╭─ Dataset entries

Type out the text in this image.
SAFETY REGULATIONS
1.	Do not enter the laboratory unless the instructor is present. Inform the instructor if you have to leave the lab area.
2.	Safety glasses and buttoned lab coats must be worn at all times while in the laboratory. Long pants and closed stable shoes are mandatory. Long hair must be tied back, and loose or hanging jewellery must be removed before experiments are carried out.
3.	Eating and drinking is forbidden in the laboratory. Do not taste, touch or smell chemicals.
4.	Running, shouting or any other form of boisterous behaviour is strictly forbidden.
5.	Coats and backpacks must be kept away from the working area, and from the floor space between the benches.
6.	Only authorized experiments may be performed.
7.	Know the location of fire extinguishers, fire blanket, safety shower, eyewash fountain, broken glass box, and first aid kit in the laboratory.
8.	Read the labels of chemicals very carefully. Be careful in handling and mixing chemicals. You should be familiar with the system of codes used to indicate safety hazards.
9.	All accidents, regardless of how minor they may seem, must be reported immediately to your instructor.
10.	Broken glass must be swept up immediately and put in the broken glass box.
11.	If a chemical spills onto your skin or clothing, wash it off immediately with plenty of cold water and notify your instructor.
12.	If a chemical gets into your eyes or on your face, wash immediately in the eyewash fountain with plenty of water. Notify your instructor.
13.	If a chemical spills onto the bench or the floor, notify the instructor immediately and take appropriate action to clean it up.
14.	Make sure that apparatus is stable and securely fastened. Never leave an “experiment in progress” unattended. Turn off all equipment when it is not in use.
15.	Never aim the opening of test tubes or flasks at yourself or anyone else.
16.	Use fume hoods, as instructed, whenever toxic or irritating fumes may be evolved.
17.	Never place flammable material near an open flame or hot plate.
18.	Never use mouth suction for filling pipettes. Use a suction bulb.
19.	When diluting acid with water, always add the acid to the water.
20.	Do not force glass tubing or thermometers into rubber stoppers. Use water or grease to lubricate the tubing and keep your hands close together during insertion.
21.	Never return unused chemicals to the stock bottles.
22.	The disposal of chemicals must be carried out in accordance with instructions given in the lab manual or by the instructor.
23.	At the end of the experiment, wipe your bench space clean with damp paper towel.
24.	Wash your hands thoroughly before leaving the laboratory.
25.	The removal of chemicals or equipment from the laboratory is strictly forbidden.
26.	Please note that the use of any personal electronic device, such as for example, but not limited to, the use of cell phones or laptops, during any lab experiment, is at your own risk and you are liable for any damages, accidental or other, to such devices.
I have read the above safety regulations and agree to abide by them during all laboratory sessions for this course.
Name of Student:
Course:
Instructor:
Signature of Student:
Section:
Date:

╰─

Given task ::
Copy every line verbatim.

Answer to the task ::
Type out the text in this image.
SAFETY REGULATIONS
1.	Do not enter the laboratory unless the instructor is present. Inform the instructor if you have to leave the lab area.
2.	Safety glasses and buttoned lab coats must be worn at all times while in the laboratory. Long pants and closed stable shoes are mandatory. Long hair must be tied back, and loose or hanging jewellery must be removed before experiments are carried out.
3.	Eating and drinking is forbidden in the laboratory. Do not taste, touch or smell chemicals.
4.	Running, shouting or any other form of boisterous behaviour is strictly forbidden.
5.	Coats and backpacks must be kept away from the working area, and from the floor space between the benches.
6.	Only authorized experiments may be performed.
7.	Know the location of fire extinguishers, fire blanket, safety shower, eyewash fountain, broken glass box, and first aid kit in the laboratory.
8.	Read the labels of chemicals very carefully. Be careful in handling and mixing chemicals. You should be familiar with the system of codes used to indicate safety hazards.
9.	All accidents, regardless of how minor they may seem, must be reported immediately to your instructor.
10.	Broken glass must be swept up immediately and put in the broken glass box.
11.	If a chemical spills onto your skin or clothing, wash it off immediately with plenty of cold water and notify your instructor.
12.	If a chemical gets into your eyes or on your face, wash immediately in the eyewash fountain with plenty of water. Notify your instructor.
13.	If a chemical spills onto the bench or the floor, notify the instructor immediately and take appropriate action to clean it up.
14.	Make sure that apparatus is stable and securely fastened. Never leave an “experiment in progress” unattended. Turn off all equipment when it is not in use.
15.	Never aim the opening of test tubes or flasks at yourself or anyone else.
16.	Use fume hoods, as instructed, whenever toxic or irritating fumes may be evolved.
17.	Never place flammable material near an open flame or hot plate.
18.	Never use mouth suction for filling pipettes. Use a suction bulb.
19.	When diluting acid with water, always add the acid to the water.
20.	Do not force glass tubing or thermometers into rubber stoppers. Use water or grease to lubricate the tubing and keep your hands close together during insertion.
21.	Never return unused chemicals to the stock bottles.
22.	The disposal of chemicals must be carried out in accordance with instructions given in the lab manual or by the instructor.
23.	At the end of the experiment, wipe your bench space clean with damp paper towel.
24.	Wash your hands thoroughly before leaving the laboratory.
25.	The removal of chemicals or equipment from the laboratory is strictly forbidden.
26.	Please note that the use of any personal electronic device, such as for example, but not limited to, the use of cell phones or laptops, during any lab experiment, is at your own risk and you are liable for any damages, accidental or other, to such devices.
I have read the above safety regulations and agree to abide by them during all laboratory sessions for this course.
Name of Student:
Course:
Instructor:
Signature of Student:
Section:
Date:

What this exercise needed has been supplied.